_THE PROBLEM:_ Collect the lines of the entries where "color" shows up.

[Dataset excerpt]
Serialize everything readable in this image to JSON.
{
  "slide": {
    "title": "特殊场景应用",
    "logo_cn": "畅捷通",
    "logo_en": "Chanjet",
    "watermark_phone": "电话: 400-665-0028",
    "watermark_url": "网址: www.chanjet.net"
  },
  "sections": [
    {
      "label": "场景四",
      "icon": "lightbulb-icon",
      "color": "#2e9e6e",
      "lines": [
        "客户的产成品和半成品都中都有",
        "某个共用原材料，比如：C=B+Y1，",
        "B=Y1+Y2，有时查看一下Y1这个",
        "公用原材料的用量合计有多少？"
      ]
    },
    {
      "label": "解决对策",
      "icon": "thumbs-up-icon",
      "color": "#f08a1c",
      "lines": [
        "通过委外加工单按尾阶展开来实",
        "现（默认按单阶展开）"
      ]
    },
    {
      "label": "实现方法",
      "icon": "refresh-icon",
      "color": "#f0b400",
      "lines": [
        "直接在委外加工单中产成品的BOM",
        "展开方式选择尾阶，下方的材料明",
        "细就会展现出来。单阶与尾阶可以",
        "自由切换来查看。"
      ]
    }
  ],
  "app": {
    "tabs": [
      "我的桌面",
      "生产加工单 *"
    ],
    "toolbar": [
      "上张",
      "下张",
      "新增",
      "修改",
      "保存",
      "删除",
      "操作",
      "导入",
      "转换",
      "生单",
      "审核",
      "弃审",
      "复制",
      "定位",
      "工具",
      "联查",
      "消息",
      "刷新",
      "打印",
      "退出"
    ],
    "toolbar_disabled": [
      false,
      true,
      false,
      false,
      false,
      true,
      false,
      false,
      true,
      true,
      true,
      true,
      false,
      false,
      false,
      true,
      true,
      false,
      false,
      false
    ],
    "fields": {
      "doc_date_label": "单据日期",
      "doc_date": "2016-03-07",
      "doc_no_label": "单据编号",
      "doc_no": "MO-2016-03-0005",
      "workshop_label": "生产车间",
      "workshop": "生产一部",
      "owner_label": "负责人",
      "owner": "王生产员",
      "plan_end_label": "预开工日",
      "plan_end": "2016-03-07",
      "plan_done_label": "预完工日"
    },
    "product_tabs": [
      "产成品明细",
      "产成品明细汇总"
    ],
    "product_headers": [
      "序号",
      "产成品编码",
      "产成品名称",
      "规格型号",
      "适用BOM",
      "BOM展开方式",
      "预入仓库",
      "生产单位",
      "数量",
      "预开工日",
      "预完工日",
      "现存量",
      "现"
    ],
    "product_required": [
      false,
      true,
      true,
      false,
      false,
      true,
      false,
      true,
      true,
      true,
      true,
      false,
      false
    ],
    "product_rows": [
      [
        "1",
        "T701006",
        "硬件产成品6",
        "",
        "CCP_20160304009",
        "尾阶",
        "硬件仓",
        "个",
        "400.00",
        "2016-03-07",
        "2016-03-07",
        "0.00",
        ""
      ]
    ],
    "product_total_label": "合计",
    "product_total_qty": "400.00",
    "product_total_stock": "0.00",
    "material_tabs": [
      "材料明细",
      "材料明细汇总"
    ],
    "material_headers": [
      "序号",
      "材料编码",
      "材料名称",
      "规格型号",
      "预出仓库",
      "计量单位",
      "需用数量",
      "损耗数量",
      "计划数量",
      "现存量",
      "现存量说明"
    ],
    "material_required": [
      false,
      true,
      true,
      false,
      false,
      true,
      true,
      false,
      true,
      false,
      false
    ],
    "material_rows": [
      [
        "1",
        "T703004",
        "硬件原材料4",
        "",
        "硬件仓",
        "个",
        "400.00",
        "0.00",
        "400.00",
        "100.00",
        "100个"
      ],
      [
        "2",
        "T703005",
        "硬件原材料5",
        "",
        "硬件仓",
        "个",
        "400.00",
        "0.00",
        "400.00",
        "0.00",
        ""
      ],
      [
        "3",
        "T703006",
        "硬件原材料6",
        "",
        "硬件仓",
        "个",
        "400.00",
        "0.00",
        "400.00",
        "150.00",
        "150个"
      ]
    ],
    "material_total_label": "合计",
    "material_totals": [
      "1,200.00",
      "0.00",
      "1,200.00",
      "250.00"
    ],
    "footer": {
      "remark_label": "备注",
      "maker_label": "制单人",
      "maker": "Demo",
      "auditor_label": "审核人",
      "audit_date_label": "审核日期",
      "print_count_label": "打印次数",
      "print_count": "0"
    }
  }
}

_WORKED SOLUTION:_
      "color": "#2e9e6e",
      "color": "#f08a1c",
      "color": "#f0b400",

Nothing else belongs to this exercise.